═══ RECORDS FOR THE EXERCISE ═══

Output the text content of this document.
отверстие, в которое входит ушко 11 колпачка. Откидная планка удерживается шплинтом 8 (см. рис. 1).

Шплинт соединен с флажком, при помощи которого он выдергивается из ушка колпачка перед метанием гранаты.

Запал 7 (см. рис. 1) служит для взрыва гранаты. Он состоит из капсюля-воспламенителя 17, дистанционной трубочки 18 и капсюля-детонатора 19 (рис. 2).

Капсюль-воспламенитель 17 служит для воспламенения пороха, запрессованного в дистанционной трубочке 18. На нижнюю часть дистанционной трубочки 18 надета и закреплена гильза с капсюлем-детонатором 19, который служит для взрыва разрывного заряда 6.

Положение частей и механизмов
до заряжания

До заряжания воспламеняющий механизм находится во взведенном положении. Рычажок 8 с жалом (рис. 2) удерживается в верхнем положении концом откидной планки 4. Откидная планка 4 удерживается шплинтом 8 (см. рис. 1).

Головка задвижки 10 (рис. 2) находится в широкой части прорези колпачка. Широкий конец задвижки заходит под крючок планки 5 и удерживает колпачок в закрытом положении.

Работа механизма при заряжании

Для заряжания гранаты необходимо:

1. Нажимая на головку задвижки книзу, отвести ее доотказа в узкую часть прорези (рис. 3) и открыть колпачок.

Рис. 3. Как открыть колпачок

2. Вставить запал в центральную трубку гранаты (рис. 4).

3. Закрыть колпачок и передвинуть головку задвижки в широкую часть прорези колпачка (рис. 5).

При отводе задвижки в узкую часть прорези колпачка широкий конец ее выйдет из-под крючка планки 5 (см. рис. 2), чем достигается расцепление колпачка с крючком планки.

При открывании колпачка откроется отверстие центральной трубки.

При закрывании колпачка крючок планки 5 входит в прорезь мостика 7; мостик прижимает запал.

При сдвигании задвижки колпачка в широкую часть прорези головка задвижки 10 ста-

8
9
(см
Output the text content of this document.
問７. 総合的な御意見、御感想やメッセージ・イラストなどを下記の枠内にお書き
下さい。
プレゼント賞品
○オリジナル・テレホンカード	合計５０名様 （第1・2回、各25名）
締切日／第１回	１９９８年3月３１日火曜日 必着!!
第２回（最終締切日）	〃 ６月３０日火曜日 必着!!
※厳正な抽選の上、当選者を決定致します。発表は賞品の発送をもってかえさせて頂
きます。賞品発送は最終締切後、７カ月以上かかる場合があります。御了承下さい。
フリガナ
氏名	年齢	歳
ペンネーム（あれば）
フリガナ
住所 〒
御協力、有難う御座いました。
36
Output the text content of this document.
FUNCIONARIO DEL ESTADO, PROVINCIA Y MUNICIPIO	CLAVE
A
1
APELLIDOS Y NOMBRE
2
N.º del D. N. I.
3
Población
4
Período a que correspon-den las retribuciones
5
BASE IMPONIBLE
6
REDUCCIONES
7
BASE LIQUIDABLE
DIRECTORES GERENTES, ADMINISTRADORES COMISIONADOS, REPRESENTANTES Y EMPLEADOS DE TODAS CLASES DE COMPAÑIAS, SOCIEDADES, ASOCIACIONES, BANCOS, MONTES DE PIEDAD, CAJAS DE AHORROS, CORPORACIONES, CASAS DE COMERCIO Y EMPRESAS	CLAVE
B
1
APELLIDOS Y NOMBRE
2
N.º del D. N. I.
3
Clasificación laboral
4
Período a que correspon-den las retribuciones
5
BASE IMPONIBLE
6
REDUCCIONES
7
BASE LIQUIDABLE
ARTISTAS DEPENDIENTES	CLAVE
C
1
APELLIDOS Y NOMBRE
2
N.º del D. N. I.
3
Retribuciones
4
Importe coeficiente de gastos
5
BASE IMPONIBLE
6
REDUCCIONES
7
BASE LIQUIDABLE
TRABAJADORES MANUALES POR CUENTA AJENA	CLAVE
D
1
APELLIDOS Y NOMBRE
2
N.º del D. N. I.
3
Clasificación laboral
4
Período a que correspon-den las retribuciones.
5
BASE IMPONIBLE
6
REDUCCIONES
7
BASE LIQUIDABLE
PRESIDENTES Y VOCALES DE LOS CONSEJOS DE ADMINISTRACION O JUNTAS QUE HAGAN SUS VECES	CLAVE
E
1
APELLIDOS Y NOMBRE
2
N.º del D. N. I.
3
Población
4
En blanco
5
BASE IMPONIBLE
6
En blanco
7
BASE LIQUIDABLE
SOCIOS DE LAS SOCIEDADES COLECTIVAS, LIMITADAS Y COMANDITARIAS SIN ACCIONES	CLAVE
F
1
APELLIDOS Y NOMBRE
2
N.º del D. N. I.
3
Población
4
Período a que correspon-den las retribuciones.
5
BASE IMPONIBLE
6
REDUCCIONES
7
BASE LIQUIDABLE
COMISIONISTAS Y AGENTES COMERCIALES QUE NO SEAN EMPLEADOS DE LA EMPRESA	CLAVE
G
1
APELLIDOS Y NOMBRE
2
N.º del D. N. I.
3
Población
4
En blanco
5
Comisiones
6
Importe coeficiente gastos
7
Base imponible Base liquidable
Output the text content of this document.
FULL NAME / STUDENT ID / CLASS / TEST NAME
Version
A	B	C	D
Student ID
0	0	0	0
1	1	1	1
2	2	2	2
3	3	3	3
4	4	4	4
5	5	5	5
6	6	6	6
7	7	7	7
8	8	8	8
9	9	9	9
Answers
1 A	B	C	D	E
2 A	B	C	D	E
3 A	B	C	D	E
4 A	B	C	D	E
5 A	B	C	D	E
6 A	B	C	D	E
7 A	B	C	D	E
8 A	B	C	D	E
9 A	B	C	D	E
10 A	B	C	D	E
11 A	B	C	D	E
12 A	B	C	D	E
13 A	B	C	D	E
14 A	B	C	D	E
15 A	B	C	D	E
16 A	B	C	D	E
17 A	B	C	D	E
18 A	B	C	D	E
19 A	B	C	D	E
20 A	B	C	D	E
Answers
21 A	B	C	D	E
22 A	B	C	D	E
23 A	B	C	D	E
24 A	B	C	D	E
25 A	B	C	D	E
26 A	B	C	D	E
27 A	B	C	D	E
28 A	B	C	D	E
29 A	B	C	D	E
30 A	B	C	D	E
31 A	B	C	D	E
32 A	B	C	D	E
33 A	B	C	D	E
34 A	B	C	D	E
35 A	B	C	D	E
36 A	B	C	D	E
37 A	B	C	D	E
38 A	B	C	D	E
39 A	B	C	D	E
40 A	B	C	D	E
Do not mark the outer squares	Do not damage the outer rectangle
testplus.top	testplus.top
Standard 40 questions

═══

→ GOAL: Copy all lines from the material that contain "шплинтом".

→ REPLY:
отверстие, в которое входит ушко 11 колпачка. Откидная планка удерживается шплинтом 8 (см. рис. 1).
До заряжания воспламеняющий механизм находится во взведенном положении. Рычажок 8 с жалом (рис. 2) удерживается в верхнем положении концом откидной планки 4. Откидная планка 4 удерживается шплинтом 8 (см. рис. 1).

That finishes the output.